• TASK REQUIREMENTS
The records below must be output exactly, without pictures.

• EXTRACTED DATA

━━━━━━━━━━━━━━━━━━━━━━━━━━━━━━

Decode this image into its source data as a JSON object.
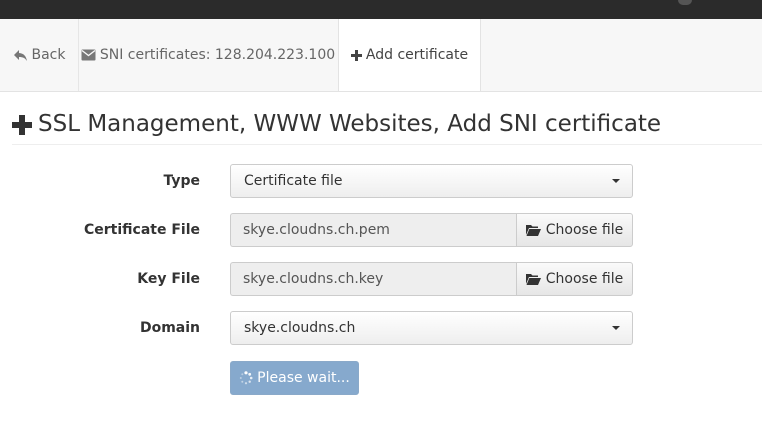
{
  "tabs": {
    "back": {
      "label": "Back",
      "icon": "reply-icon"
    },
    "sni": {
      "label": "SNI certificates: 128.204.223.100",
      "icon": "envelope-icon"
    },
    "add": {
      "label": "Add certificate",
      "icon": "plus-icon"
    }
  },
  "heading": {
    "icon": "plus-icon",
    "title": "SSL Management, WWW Websites, Add SNI certificate"
  },
  "form": {
    "type": {
      "label": "Type",
      "value": "Certificate file"
    },
    "certificate_file": {
      "label": "Certificate File",
      "value": "skye.cloudns.ch.pem",
      "button": "Choose file"
    },
    "key_file": {
      "label": "Key File",
      "value": "skye.cloudns.ch.key",
      "button": "Choose file"
    },
    "domain": {
      "label": "Domain",
      "value": "skye.cloudns.ch"
    },
    "submit": {
      "label": "Please wait...",
      "icon": "spinner-icon"
    }
  },
  "colors": {
    "topbar": "#2b2b2b",
    "tabbar": "#f7f7f7",
    "submit_button": "#86a9cd"
  }
}
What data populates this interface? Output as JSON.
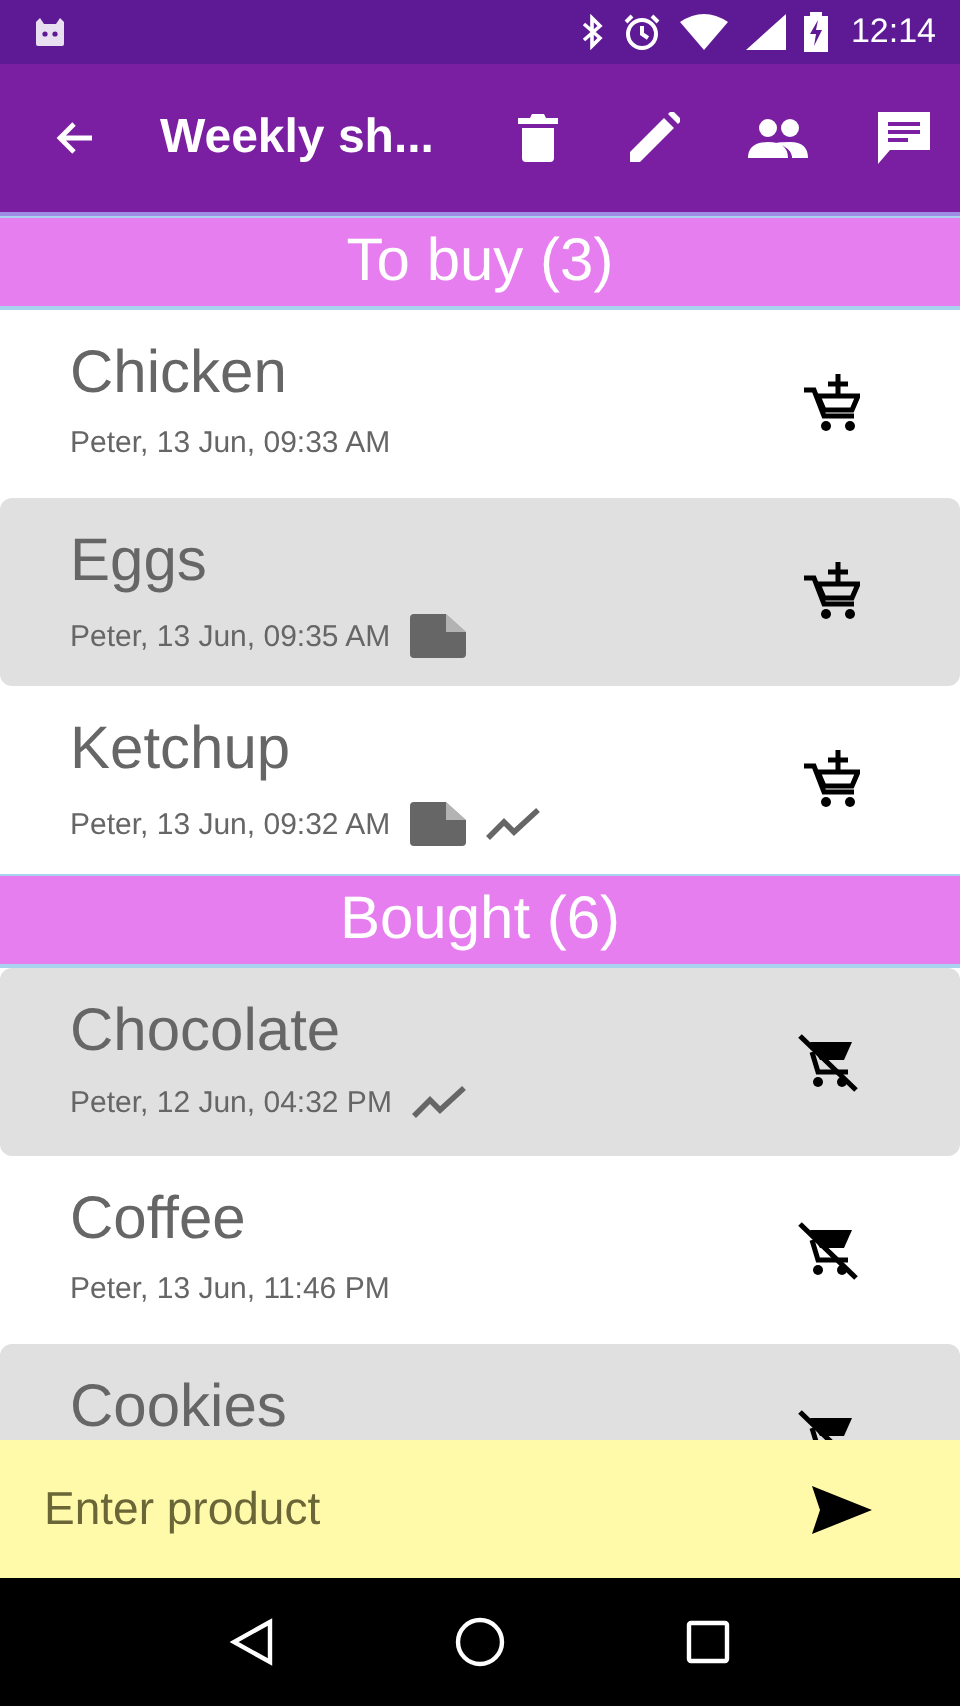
{
  "status_bar": {
    "time": "12:14"
  },
  "toolbar": {
    "title": "Weekly sh..."
  },
  "sections": [
    {
      "kind": "to_buy",
      "title": "To buy (3)",
      "items": [
        {
          "name": "Chicken",
          "meta": "Peter, 13 Jun, 09:33 AM",
          "has_note": false,
          "has_history": false
        },
        {
          "name": "Eggs",
          "meta": "Peter, 13 Jun, 09:35 AM",
          "has_note": true,
          "has_history": false
        },
        {
          "name": "Ketchup",
          "meta": "Peter, 13 Jun, 09:32 AM",
          "has_note": true,
          "has_history": true
        }
      ]
    },
    {
      "kind": "bought",
      "title": "Bought (6)",
      "items": [
        {
          "name": "Chocolate",
          "meta": "Peter, 12 Jun, 04:32 PM",
          "has_note": false,
          "has_history": true
        },
        {
          "name": "Coffee",
          "meta": "Peter, 13 Jun, 11:46 PM",
          "has_note": false,
          "has_history": false
        },
        {
          "name": "Cookies"
        }
      ]
    }
  ],
  "input": {
    "placeholder": "Enter product"
  }
}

━━━━━━━━━━━━━━━━━━━━━━━━━━━━━━

• WRITTEN RESPONSE
Decode this image into its source data as a JSON object.
{
  "tabs": {
    "back": {
      "label": "Back",
      "icon": "reply-icon"
    },
    "sni": {
      "label": "SNI certificates: 128.204.223.100",
      "icon": "envelope-icon"
    },
    "add": {
      "label": "Add certificate",
      "icon": "plus-icon"
    }
  },
  "heading": {
    "icon": "plus-icon",
    "title": "SSL Management, WWW Websites, Add SNI certificate"
  },
  "form": {
    "type": {
      "label": "Type",
      "value": "Certificate file"
    },
    "certificate_file": {
      "label": "Certificate File",
      "value": "skye.cloudns.ch.pem",
      "button": "Choose file"
    },
    "key_file": {
      "label": "Key File",
      "value": "skye.cloudns.ch.key",
      "button": "Choose file"
    },
    "domain": {
      "label": "Domain",
      "value": "skye.cloudns.ch"
    },
    "submit": {
      "label": "Please wait...",
      "icon": "spinner-icon"
    }
  },
  "colors": {
    "topbar": "#2b2b2b",
    "tabbar": "#f7f7f7",
    "submit_button": "#86a9cd"
  }
}
What data populates this interface? Output as JSON.
{
  "status_bar": {
    "time": "12:14"
  },
  "toolbar": {
    "title": "Weekly sh..."
  },
  "sections": [
    {
      "kind": "to_buy",
      "title": "To buy (3)",
      "items": [
        {
          "name": "Chicken",
          "meta": "Peter, 13 Jun, 09:33 AM",
          "has_note": false,
          "has_history": false
        },
        {
          "name": "Eggs",
          "meta": "Peter, 13 Jun, 09:35 AM",
          "has_note": true,
          "has_history": false
        },
        {
          "name": "Ketchup",
          "meta": "Peter, 13 Jun, 09:32 AM",
          "has_note": true,
          "has_history": true
        }
      ]
    },
    {
      "kind": "bought",
      "title": "Bought (6)",
      "items": [
        {
          "name": "Chocolate",
          "meta": "Peter, 12 Jun, 04:32 PM",
          "has_note": false,
          "has_history": true
        },
        {
          "name": "Coffee",
          "meta": "Peter, 13 Jun, 11:46 PM",
          "has_note": false,
          "has_history": false
        },
        {
          "name": "Cookies"
        }
      ]
    }
  ],
  "input": {
    "placeholder": "Enter product"
  }
}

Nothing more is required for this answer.